Problem to solve - Write out, character for character, the line containing "Decode this image" and all lines after it up to the end of the listing.

#### Working data

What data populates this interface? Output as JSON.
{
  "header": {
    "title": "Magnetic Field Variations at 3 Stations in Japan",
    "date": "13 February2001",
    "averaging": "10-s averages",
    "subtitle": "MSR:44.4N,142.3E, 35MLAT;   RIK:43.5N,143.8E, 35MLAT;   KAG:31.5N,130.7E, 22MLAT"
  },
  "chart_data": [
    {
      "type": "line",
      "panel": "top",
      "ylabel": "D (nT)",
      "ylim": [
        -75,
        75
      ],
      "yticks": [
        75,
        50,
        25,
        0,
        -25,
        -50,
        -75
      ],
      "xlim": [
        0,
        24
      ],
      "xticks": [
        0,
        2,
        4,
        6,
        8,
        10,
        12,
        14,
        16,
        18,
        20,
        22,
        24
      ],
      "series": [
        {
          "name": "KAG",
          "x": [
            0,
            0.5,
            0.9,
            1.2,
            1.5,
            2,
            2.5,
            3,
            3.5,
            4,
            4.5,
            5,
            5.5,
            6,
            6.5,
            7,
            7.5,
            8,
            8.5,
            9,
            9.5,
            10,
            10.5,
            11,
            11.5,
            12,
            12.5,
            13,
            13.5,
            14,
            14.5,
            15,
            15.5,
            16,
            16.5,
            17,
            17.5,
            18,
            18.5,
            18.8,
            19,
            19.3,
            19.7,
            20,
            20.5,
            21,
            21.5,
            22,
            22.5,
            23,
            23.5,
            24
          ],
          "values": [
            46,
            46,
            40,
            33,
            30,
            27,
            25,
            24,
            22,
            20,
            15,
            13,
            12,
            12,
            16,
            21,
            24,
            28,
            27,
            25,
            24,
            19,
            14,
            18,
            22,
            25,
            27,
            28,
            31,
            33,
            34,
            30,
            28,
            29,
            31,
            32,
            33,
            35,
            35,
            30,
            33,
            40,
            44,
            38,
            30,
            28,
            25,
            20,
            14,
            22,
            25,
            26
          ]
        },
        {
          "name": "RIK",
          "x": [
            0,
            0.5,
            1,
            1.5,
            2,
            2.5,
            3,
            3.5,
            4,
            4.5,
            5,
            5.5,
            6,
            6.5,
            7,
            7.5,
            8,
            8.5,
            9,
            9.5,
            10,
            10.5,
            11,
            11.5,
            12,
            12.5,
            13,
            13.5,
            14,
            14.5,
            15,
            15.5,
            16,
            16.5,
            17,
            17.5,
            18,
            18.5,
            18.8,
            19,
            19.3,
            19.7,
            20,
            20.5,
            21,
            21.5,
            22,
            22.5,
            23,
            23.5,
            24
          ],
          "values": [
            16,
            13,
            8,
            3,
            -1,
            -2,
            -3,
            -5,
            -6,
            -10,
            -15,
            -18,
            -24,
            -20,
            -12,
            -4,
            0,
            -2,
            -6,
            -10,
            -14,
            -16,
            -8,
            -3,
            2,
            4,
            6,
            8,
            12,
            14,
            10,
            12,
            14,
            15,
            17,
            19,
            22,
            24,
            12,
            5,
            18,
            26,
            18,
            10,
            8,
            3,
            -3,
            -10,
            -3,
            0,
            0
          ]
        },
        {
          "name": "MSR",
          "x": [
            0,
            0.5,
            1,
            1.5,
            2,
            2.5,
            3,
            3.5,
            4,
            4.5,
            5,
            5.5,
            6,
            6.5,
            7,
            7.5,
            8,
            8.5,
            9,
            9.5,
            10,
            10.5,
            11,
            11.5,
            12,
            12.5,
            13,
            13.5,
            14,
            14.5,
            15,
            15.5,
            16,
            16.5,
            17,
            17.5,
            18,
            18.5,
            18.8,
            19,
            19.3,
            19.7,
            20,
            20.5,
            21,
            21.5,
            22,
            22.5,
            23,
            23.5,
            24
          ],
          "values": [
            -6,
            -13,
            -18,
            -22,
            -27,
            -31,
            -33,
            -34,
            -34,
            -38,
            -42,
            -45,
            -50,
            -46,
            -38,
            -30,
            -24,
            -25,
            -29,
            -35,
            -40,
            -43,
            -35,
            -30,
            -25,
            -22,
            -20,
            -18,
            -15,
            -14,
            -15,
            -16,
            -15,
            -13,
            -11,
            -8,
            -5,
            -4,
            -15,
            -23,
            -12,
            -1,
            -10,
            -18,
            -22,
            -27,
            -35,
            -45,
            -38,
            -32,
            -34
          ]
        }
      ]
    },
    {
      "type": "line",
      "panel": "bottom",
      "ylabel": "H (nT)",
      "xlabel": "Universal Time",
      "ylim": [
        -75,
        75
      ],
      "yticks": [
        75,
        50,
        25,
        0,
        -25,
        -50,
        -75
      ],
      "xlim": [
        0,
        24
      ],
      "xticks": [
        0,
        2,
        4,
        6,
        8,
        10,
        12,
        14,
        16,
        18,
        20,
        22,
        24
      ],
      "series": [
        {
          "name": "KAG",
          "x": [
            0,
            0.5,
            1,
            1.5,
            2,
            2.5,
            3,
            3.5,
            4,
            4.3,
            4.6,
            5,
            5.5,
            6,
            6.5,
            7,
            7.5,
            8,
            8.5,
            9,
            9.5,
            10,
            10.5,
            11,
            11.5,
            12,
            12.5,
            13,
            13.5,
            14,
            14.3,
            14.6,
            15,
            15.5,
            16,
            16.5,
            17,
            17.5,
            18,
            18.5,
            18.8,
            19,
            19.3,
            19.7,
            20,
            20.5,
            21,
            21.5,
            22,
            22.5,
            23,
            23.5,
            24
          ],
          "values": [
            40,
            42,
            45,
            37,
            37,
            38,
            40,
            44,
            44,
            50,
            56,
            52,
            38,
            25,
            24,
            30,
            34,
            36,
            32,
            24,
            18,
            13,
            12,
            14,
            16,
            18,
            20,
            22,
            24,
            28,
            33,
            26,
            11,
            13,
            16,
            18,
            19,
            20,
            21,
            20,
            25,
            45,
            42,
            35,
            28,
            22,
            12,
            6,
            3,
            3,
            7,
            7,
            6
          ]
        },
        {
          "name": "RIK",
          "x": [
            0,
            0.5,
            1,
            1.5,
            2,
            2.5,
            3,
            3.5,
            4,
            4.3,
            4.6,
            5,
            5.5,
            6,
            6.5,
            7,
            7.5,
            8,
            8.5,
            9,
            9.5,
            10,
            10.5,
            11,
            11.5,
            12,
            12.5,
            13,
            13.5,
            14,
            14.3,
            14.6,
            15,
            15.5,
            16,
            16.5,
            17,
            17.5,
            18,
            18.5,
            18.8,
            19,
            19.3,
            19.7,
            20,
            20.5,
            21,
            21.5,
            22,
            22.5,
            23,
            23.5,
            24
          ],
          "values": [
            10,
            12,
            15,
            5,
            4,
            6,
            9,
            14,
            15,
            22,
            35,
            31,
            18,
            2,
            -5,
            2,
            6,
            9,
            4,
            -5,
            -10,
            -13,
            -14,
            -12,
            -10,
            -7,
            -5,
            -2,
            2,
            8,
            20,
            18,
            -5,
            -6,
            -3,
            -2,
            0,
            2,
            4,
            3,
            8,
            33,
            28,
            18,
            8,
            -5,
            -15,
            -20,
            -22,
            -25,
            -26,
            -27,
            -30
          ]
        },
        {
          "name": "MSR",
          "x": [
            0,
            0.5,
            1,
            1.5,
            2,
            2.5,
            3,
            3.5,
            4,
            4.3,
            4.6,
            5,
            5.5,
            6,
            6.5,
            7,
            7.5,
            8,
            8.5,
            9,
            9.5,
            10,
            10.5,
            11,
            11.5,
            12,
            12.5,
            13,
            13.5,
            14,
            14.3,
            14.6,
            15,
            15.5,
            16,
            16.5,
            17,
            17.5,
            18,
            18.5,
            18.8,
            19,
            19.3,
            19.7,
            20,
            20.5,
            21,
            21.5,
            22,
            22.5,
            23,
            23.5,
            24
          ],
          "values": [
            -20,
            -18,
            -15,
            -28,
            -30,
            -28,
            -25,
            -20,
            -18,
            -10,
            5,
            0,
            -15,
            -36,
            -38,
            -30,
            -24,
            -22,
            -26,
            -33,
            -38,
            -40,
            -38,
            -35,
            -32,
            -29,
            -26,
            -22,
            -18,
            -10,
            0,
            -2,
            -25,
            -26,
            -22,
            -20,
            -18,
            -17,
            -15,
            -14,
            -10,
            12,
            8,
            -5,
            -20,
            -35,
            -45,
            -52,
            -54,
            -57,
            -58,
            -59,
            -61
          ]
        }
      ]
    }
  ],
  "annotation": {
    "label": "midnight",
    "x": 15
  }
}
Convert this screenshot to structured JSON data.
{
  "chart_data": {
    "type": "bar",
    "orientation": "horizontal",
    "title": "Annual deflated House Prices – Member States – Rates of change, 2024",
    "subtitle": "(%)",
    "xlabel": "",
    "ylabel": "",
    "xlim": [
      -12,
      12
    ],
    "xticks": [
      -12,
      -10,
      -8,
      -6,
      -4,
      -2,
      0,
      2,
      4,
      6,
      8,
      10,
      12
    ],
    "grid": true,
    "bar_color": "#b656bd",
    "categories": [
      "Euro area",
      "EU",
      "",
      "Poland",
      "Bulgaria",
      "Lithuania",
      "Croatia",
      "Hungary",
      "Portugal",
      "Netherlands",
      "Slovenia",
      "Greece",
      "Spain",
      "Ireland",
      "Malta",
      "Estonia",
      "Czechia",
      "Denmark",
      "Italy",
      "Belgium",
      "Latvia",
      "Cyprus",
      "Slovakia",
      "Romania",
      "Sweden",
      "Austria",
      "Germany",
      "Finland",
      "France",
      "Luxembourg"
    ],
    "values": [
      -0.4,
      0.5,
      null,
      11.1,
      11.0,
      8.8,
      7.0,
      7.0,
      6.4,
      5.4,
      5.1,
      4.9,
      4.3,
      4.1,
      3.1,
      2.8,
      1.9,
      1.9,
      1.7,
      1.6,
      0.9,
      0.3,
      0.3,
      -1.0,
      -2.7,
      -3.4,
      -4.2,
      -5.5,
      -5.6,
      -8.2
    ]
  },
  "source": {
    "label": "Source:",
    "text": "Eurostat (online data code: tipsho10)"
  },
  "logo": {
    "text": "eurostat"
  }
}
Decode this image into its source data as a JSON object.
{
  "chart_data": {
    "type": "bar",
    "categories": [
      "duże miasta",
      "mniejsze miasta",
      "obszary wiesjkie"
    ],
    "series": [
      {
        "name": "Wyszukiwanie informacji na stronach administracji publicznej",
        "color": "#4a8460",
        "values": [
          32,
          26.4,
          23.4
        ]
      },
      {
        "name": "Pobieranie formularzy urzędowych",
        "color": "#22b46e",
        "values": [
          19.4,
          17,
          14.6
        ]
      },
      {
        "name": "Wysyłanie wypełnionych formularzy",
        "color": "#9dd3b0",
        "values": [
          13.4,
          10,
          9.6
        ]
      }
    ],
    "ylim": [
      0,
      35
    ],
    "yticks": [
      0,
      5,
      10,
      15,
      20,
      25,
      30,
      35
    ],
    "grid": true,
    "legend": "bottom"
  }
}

########

Reply to the exercise -
Decode this image into its source data as a JSON object.
{
  "chart_data": {
    "type": "bar",
    "categories": [
      "duże miasta",
      "mniejsze miasta",
      "obszary wiesjkie"
    ],
    "series": [
      {
        "name": "Wyszukiwanie informacji na stronach administracji publicznej",
        "color": "#4a8460",
        "values": [
          32,
          26.4,
          23.4
        ]
      },
      {
        "name": "Pobieranie formularzy urzędowych",
        "color": "#22b46e",
        "values": [
          19.4,
          17,
          14.6
        ]
      },
      {
        "name": "Wysyłanie wypełnionych formularzy",
        "color": "#9dd3b0",
        "values": [
          13.4,
          10,
          9.6
        ]
      }
    ],
    "ylim": [
      0,
      35
    ],
    "yticks": [
      0,
      5,
      10,
      15,
      20,
      25,
      30,
      35
    ],
    "grid": true,
    "legend": "bottom"
  }
}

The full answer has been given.